__WORK INSTRUCTIONS__:
Return all lines from the listing below in which the string "type" occurs.

__RECORDS PROVIDED__:
* * * * * * *
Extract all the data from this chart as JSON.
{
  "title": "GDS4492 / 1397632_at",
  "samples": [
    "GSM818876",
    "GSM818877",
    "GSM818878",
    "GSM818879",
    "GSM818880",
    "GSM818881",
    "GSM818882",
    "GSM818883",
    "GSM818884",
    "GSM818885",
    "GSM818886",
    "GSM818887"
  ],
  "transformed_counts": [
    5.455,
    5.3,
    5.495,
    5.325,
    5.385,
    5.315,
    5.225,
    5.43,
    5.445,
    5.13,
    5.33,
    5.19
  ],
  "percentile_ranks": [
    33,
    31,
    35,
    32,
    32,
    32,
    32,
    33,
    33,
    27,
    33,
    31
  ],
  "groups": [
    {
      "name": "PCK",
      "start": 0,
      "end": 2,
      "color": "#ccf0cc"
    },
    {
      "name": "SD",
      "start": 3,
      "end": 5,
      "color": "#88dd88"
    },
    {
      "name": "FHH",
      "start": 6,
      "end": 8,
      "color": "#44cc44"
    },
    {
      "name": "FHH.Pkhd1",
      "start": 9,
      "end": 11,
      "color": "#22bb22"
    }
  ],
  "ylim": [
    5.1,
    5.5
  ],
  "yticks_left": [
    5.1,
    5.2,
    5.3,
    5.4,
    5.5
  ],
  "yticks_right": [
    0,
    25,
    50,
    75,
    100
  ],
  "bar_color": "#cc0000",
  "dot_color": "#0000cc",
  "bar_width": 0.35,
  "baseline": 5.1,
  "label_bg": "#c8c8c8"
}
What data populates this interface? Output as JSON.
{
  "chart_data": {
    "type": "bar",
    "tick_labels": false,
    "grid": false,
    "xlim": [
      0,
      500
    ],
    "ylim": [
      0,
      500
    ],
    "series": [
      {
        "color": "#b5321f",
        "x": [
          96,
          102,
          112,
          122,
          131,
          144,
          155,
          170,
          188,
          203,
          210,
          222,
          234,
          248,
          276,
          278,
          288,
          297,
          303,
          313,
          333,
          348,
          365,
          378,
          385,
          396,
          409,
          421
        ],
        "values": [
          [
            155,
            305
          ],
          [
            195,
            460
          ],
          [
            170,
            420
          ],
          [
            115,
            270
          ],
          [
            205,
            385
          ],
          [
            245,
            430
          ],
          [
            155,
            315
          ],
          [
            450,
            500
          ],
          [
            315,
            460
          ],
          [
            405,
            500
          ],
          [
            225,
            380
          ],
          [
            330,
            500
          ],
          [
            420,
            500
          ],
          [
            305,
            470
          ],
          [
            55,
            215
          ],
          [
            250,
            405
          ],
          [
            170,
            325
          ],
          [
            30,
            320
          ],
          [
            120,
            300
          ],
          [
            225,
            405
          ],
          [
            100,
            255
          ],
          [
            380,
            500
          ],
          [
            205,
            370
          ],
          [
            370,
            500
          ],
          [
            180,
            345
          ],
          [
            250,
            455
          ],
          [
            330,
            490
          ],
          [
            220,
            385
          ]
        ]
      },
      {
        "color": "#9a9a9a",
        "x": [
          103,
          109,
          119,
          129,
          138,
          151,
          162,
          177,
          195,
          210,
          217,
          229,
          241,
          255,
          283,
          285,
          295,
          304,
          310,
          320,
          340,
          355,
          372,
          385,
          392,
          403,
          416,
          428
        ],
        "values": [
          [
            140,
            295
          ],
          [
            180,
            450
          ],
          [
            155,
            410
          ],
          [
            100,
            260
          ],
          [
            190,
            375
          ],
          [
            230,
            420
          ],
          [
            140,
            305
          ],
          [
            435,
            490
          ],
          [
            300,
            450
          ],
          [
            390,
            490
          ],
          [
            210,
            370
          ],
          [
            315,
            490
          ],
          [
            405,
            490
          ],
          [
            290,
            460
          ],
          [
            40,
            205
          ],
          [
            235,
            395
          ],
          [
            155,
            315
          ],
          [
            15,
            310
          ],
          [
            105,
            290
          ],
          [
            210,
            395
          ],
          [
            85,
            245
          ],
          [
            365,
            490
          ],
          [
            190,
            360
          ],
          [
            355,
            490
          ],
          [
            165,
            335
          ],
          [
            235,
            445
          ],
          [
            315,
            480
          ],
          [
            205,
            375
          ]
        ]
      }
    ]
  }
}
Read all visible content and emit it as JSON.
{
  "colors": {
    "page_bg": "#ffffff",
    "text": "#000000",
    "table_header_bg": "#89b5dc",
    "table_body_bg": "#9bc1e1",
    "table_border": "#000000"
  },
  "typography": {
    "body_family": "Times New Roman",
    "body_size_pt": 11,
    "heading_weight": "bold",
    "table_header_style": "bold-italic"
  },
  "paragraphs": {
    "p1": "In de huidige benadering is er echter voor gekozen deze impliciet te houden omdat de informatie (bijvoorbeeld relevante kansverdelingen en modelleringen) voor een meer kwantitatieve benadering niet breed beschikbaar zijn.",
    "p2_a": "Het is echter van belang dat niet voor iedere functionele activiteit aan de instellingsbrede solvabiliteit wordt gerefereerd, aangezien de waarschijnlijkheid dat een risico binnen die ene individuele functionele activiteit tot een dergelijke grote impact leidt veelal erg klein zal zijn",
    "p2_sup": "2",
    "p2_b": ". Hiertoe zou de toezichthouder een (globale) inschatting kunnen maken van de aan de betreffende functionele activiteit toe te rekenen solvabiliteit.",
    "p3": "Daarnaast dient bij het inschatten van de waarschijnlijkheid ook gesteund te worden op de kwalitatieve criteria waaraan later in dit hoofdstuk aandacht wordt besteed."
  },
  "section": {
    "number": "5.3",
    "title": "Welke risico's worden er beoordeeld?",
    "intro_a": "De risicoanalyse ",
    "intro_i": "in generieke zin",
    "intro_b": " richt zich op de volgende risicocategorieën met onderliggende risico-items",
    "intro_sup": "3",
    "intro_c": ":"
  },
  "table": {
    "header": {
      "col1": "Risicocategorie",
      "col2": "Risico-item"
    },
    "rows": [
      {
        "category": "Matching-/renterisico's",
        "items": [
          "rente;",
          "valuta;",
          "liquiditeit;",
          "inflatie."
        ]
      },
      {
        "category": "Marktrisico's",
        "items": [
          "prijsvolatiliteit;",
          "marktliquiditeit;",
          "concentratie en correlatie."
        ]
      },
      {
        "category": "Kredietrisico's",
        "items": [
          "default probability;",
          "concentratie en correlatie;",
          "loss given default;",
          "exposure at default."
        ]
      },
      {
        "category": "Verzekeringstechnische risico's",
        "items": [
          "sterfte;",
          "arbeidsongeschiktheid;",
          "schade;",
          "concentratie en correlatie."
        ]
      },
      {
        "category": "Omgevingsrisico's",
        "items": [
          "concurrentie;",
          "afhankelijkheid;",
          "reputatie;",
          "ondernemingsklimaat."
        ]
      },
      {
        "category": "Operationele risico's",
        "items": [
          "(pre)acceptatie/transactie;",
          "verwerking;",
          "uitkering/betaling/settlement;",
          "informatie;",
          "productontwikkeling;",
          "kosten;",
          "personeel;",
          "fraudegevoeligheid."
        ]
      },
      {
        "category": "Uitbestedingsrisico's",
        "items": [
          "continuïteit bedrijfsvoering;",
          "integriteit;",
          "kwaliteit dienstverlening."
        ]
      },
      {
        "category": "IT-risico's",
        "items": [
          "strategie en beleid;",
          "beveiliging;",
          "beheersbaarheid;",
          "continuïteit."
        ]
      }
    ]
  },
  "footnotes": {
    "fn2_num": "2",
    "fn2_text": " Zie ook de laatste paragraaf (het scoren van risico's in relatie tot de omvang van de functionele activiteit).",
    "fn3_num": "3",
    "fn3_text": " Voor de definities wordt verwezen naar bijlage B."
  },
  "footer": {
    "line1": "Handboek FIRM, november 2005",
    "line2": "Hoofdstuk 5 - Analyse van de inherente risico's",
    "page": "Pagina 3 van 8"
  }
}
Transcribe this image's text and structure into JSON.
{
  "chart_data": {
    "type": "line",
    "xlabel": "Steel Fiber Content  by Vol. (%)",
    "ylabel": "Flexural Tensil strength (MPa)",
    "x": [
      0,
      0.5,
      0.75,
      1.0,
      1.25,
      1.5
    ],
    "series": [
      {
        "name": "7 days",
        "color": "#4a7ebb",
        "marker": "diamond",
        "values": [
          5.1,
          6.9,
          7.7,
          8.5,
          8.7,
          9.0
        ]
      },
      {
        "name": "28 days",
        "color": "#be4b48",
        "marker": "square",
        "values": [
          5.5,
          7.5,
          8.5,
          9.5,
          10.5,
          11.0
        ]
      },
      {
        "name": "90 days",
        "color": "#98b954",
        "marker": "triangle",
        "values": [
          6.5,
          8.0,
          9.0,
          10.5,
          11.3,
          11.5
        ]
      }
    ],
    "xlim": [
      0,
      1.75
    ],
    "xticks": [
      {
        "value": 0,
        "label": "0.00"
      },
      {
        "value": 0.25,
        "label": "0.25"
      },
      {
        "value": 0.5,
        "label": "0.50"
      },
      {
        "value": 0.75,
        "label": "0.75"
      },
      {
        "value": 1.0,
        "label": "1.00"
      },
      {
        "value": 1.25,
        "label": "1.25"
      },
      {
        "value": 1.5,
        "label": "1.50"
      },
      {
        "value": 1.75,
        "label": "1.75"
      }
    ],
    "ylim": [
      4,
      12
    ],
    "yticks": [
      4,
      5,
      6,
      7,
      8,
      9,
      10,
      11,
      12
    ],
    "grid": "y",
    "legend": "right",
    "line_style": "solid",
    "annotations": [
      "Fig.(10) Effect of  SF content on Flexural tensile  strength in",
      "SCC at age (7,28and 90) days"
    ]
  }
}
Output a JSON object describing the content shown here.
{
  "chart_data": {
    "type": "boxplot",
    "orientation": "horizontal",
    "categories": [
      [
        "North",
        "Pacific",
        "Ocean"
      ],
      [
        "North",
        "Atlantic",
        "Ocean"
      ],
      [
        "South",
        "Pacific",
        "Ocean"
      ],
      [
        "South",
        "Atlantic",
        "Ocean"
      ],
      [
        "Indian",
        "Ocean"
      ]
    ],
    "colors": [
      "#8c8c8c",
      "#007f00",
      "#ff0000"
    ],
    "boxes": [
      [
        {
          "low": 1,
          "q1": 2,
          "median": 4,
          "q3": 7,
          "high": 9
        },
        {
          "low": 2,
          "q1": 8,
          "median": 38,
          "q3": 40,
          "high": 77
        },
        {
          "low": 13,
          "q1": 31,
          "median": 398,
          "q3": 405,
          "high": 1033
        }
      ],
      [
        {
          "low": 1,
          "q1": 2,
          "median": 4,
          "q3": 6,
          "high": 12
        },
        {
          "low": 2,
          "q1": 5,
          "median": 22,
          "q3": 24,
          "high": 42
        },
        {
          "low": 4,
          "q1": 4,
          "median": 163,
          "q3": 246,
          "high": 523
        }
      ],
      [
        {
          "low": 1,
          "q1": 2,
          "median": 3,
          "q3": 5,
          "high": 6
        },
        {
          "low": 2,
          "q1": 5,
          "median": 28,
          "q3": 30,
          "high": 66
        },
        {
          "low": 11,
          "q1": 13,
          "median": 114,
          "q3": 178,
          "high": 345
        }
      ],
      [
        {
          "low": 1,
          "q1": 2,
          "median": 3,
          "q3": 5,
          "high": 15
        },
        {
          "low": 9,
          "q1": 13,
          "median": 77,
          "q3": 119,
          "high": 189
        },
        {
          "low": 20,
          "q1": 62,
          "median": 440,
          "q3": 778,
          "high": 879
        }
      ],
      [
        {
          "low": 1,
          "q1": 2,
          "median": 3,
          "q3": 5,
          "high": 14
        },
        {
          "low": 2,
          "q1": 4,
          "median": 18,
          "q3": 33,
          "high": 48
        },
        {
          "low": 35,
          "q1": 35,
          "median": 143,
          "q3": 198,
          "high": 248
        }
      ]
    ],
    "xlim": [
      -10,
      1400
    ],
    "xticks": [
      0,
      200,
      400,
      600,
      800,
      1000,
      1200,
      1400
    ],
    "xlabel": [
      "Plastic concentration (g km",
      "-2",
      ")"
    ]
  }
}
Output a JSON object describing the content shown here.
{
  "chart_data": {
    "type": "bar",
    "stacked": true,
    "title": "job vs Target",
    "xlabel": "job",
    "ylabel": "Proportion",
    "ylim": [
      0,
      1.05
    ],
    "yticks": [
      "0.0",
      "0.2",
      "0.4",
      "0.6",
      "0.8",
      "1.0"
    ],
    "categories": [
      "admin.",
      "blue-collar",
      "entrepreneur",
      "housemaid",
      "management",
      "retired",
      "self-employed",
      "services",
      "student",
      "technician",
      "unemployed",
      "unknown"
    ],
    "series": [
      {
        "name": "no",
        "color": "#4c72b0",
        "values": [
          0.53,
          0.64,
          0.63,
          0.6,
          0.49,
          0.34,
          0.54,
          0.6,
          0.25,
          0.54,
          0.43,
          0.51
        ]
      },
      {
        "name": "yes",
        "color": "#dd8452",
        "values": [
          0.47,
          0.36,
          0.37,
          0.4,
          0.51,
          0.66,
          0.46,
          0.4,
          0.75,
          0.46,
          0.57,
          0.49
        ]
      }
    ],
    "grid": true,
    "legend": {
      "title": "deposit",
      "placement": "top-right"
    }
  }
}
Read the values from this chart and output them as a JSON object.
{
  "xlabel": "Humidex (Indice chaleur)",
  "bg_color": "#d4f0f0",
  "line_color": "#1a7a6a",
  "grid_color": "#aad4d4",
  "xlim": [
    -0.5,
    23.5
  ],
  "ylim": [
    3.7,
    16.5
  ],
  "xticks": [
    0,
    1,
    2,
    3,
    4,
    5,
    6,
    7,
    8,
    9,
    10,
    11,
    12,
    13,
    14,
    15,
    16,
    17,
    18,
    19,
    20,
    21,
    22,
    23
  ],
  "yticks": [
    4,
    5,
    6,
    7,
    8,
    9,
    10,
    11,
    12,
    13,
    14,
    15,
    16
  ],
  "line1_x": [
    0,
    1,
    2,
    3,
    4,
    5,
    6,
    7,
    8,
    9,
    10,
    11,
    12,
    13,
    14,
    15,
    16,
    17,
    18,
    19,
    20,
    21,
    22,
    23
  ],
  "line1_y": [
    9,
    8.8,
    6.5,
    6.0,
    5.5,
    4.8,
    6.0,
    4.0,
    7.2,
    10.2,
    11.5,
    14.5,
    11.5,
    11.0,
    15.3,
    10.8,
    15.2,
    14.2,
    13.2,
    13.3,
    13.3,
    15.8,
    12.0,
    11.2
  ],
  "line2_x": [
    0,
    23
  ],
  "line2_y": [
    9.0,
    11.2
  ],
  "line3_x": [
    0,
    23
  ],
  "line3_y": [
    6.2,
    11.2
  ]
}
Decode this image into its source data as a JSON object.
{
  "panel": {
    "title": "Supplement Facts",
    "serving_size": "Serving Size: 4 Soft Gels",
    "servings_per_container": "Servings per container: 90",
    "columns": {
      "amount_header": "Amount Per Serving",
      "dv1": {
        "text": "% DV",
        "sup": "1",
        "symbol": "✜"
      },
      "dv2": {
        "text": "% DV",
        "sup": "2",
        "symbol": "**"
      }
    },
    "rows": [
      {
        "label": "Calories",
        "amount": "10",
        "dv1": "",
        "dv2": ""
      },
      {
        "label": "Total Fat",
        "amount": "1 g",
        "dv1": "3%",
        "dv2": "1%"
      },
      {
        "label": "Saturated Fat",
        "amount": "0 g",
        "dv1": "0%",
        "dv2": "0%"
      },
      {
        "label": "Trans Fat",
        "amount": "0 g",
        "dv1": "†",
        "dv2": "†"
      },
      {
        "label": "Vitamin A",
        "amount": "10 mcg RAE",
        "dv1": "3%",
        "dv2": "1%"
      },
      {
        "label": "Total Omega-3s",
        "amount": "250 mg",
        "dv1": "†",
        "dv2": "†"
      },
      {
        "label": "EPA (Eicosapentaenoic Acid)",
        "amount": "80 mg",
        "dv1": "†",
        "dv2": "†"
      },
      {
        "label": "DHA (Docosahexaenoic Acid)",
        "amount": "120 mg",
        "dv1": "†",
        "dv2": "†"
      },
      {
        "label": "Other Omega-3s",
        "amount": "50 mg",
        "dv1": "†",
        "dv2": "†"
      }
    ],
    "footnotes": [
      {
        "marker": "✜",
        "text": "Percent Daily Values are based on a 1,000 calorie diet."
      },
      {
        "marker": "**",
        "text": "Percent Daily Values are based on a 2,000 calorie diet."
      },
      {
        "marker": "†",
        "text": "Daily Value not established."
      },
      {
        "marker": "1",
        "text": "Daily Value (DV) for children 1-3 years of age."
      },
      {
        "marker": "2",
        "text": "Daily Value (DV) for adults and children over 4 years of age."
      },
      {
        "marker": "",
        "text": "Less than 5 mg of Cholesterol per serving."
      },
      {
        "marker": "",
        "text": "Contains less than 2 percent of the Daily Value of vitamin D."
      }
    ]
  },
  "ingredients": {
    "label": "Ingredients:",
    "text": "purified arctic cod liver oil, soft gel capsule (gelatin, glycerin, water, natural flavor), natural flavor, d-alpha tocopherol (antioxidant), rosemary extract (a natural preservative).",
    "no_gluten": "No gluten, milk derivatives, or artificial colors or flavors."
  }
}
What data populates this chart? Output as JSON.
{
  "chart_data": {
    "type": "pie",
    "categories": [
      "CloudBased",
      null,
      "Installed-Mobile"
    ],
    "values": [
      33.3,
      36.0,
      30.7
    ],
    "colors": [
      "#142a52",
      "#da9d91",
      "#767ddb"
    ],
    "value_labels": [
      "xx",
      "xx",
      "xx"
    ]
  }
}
* * * * * * *
__CORRECT ANSWER__:
    "type": "bar",
    "type": "line",
    "type": "boxplot",
    "type": "bar",
    "type": "pie",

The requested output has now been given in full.